> [Exercise aim] Extract the lines that hold the string "level".

> [Material to process]
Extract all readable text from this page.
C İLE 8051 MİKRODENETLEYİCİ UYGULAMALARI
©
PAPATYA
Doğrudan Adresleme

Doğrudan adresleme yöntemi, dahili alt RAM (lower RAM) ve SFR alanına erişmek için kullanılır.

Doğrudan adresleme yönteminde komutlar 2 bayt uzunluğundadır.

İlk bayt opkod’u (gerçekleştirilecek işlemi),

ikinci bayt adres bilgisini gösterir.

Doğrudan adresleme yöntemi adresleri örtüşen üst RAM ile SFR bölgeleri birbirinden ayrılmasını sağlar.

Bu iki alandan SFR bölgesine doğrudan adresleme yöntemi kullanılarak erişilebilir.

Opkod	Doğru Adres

==

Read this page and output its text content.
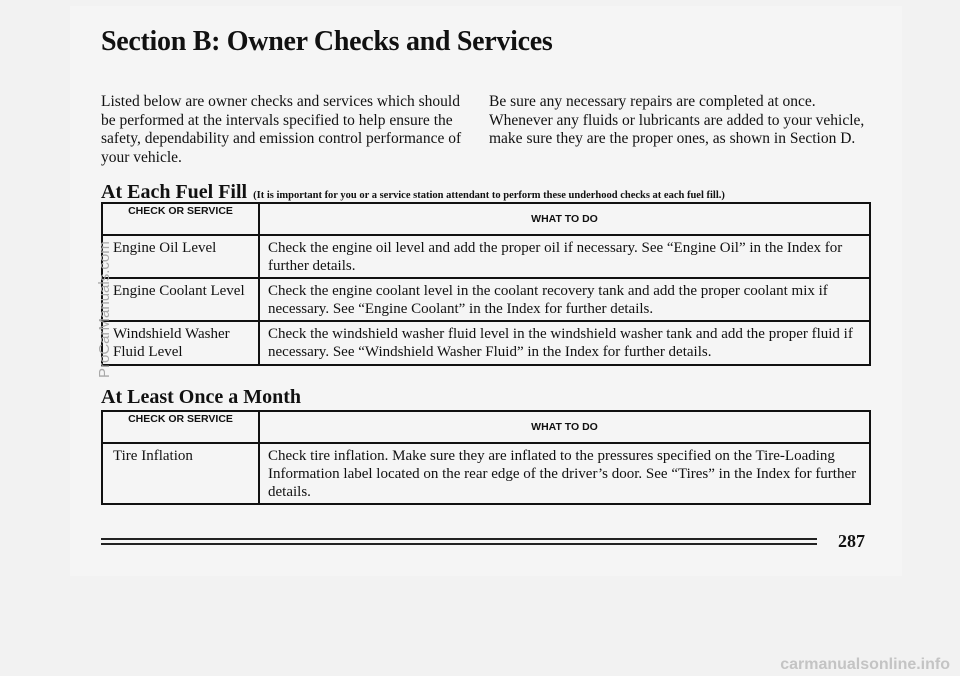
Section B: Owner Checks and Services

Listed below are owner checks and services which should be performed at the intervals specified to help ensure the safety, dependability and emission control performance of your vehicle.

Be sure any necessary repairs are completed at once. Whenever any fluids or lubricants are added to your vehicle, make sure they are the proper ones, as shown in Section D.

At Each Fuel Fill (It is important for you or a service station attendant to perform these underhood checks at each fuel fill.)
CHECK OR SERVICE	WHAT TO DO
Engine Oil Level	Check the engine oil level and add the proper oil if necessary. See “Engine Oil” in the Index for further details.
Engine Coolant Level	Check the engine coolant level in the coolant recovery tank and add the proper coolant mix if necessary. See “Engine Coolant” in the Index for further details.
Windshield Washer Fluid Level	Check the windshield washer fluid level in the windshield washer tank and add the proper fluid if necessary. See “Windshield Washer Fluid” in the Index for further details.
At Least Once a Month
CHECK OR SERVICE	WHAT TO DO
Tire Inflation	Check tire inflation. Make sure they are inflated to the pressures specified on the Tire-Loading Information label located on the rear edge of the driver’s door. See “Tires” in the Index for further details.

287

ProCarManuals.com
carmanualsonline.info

> [Exercise output]
Engine Oil Level	Check the engine oil level and add the proper oil if necessary. See “Engine Oil” in the Index for further details.
Engine Coolant Level	Check the engine coolant level in the coolant recovery tank and add the proper coolant mix if necessary. See “Engine Coolant” in the Index for further details.
Windshield Washer Fluid Level	Check the windshield washer fluid level in the windshield washer tank and add the proper fluid if necessary. See “Windshield Washer Fluid” in the Index for further details.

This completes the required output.